_Requirement_
Identify the lines bearing the string "besser" and gather them.

▼

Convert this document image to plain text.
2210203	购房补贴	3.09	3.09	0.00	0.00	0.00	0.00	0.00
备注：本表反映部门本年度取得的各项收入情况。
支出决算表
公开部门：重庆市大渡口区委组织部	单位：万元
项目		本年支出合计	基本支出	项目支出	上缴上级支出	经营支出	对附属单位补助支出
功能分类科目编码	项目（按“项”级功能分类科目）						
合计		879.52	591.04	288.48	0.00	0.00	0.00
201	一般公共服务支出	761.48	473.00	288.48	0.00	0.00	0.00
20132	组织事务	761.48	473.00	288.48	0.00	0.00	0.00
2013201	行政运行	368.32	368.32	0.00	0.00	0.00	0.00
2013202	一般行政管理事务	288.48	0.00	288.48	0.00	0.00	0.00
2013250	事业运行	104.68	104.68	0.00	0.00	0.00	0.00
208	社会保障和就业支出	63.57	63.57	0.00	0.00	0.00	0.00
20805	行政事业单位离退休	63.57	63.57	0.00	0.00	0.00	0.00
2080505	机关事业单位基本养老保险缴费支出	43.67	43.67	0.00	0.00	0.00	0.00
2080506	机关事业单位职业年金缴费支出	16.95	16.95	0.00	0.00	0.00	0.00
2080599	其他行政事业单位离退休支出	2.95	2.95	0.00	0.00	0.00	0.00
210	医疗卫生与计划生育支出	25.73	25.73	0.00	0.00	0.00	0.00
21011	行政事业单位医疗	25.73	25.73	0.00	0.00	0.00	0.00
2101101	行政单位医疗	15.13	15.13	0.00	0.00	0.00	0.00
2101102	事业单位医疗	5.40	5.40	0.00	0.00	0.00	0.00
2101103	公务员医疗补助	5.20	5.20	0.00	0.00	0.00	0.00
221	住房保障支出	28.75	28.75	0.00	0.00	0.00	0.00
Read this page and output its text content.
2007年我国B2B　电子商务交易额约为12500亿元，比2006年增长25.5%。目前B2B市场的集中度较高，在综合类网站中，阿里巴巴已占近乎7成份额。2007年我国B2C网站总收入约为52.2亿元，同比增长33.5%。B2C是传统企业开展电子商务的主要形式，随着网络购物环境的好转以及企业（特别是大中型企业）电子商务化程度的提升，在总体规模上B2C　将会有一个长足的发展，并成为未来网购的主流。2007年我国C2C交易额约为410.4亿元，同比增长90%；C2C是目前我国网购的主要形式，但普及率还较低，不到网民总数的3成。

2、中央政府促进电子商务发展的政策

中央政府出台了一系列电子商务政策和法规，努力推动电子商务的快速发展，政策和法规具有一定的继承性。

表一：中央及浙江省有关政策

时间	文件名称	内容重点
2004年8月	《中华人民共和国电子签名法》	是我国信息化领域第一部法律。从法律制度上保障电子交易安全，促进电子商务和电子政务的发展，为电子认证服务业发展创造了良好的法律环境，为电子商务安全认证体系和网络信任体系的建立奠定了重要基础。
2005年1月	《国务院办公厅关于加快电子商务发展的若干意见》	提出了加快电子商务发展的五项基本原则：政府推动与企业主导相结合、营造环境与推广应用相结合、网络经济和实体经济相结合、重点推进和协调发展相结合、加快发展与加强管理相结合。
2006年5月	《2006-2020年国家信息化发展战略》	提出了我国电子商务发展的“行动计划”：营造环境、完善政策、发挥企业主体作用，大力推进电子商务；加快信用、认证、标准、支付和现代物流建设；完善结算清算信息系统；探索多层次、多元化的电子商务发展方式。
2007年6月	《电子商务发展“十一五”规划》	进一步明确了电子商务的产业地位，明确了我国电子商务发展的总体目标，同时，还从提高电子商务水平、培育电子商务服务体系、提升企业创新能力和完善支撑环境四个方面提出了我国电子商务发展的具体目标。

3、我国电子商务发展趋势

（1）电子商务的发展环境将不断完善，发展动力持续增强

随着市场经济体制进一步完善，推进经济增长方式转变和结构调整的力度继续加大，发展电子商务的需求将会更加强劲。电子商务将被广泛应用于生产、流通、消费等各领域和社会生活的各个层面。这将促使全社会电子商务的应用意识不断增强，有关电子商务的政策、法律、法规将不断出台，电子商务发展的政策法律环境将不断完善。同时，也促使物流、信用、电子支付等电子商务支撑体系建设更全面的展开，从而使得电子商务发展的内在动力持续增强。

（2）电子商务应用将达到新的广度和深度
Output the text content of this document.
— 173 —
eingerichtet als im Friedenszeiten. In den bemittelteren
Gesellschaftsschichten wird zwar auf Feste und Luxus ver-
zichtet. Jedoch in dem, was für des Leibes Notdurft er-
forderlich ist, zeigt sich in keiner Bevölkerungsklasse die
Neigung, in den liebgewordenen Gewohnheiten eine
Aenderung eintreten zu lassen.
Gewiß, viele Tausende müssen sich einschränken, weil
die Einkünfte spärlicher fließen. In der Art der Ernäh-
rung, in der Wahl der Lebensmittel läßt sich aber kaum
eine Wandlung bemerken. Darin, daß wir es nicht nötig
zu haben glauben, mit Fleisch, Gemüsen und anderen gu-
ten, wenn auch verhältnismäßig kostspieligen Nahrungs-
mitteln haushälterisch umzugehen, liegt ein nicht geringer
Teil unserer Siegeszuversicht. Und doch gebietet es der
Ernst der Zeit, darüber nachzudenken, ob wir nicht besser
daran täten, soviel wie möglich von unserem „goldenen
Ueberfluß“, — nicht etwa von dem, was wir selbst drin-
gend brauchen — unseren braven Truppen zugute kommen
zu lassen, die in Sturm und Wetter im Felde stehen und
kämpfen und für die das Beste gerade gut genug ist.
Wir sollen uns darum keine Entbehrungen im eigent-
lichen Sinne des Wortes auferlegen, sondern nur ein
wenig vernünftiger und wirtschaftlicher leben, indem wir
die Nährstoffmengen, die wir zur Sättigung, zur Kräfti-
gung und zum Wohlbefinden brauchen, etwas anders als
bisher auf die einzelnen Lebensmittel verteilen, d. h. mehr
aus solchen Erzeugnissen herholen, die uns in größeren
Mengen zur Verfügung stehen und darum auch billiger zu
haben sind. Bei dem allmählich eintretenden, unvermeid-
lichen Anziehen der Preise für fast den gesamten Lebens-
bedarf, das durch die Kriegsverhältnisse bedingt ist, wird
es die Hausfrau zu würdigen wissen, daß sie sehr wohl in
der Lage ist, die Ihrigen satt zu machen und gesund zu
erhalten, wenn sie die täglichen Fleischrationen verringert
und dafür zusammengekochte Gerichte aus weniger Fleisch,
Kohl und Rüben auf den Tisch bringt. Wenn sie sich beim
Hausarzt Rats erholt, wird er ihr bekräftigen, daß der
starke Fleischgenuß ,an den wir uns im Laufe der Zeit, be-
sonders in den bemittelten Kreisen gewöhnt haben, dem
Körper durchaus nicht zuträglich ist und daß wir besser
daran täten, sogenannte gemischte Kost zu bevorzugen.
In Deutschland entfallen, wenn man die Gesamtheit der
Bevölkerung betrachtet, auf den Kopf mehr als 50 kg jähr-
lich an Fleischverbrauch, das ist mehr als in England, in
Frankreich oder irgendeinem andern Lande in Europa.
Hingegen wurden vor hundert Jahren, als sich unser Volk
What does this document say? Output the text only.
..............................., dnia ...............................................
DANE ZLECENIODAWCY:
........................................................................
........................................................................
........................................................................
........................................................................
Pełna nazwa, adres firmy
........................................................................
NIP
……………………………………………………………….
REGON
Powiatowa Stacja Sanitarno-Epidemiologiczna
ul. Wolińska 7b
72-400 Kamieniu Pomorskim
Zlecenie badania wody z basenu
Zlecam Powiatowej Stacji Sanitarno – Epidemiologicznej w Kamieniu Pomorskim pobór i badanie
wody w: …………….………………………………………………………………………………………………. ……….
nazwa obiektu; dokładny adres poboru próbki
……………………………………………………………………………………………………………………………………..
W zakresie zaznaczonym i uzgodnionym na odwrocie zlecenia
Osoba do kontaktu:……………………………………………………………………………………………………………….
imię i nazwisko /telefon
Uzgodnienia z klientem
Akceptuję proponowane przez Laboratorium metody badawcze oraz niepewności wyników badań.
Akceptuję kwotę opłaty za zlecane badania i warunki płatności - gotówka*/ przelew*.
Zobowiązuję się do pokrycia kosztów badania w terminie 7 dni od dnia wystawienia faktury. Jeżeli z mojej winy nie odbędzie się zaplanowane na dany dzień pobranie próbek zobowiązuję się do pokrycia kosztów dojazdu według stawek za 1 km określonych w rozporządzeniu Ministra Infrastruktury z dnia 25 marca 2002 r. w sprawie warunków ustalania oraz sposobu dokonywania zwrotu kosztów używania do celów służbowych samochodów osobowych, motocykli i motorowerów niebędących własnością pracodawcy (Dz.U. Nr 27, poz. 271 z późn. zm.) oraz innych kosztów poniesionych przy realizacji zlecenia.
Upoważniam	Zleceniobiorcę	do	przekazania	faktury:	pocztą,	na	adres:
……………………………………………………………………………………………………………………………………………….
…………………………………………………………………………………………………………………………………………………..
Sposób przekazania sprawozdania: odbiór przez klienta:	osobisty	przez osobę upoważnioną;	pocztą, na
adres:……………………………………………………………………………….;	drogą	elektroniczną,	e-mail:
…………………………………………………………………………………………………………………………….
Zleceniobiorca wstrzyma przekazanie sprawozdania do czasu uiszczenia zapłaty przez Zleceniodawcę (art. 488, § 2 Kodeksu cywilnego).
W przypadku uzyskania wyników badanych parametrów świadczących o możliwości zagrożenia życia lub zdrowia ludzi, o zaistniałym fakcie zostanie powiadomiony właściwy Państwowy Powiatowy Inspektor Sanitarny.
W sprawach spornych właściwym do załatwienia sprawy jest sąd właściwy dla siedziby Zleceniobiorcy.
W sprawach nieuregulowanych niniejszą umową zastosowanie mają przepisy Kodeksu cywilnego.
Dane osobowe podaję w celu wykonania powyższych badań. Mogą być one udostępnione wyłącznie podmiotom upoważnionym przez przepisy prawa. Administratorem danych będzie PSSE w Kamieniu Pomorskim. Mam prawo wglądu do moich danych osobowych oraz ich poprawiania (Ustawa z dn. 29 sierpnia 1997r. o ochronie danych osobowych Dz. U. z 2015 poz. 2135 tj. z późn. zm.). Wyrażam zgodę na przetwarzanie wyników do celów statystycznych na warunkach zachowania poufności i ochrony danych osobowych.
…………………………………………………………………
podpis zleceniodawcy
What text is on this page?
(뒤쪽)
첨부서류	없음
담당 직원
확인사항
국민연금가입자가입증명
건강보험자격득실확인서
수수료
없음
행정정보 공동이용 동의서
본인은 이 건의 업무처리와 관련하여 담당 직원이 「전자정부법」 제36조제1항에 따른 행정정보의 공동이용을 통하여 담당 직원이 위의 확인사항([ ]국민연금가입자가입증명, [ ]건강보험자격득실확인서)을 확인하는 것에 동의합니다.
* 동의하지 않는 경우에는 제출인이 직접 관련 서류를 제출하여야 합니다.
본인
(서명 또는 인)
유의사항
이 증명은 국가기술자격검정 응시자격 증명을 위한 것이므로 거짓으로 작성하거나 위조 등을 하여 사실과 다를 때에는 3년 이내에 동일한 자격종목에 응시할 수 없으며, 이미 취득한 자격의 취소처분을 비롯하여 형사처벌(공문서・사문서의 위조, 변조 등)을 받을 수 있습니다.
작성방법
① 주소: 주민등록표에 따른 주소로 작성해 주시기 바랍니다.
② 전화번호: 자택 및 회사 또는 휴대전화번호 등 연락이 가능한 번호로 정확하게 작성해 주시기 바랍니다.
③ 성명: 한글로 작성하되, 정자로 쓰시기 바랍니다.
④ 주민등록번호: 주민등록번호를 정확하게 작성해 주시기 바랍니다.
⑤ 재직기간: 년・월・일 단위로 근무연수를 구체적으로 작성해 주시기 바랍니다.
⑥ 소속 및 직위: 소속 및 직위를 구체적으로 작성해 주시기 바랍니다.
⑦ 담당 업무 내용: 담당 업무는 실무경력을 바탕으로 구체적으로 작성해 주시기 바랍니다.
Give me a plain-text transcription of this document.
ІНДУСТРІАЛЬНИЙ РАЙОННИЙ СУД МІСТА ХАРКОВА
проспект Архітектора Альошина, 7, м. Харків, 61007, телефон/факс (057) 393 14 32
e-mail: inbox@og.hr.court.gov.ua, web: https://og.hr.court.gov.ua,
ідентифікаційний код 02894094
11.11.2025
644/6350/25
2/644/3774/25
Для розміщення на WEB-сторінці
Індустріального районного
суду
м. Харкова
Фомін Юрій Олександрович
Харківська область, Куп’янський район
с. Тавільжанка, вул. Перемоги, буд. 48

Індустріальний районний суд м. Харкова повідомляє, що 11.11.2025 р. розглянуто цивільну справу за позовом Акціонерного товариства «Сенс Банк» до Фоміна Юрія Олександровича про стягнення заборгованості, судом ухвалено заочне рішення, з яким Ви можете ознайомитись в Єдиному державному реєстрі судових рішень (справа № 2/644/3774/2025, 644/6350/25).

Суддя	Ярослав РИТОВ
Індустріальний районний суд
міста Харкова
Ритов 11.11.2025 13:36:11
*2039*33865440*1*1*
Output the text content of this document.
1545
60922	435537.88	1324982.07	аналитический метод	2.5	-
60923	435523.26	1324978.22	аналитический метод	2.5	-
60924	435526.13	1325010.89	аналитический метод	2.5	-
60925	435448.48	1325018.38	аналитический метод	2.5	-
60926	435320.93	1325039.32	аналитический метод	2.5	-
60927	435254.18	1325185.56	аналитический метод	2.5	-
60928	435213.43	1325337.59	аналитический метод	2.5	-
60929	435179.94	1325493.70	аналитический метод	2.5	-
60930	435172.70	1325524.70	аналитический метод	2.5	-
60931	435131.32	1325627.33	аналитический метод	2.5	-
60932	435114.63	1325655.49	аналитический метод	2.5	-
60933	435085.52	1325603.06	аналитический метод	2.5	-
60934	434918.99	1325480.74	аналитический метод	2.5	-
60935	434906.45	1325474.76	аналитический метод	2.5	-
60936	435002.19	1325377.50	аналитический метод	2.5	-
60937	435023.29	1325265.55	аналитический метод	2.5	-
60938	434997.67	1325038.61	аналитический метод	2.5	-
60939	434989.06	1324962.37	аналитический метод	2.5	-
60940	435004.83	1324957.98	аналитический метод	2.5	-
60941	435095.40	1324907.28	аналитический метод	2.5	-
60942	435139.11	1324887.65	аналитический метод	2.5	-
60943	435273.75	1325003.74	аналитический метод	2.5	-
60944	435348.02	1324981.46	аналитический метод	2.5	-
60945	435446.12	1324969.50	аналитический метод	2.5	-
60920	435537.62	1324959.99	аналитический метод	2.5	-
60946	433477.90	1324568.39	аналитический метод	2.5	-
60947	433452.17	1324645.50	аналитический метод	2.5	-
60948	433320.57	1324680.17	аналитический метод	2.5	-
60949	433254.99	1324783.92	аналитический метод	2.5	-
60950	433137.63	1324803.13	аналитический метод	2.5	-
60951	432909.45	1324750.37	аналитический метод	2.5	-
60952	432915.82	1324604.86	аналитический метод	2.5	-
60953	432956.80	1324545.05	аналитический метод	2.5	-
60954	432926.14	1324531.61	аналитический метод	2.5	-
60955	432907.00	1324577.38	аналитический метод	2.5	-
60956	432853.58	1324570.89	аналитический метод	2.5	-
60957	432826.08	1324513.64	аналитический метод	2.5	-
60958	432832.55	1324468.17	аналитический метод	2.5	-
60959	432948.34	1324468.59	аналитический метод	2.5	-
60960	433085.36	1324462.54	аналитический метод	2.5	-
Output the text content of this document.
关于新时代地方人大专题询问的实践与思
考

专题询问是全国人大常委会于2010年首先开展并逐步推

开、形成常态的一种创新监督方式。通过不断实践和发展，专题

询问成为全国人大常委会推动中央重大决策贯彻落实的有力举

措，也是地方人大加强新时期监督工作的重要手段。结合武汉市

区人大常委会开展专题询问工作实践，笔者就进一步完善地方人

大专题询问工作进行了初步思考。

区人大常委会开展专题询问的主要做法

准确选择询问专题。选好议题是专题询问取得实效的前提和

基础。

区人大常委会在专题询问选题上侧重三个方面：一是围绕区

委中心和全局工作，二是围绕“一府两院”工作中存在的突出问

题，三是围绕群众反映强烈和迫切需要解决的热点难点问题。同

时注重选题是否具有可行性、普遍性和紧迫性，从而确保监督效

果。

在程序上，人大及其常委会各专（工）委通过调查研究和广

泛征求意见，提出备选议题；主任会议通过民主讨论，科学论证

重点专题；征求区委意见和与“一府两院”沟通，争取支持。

▲

_Full response_
Ernst der Zeit, darüber nachzudenken, ob wir nicht besser
Körper durchaus nicht zuträglich ist und daß wir besser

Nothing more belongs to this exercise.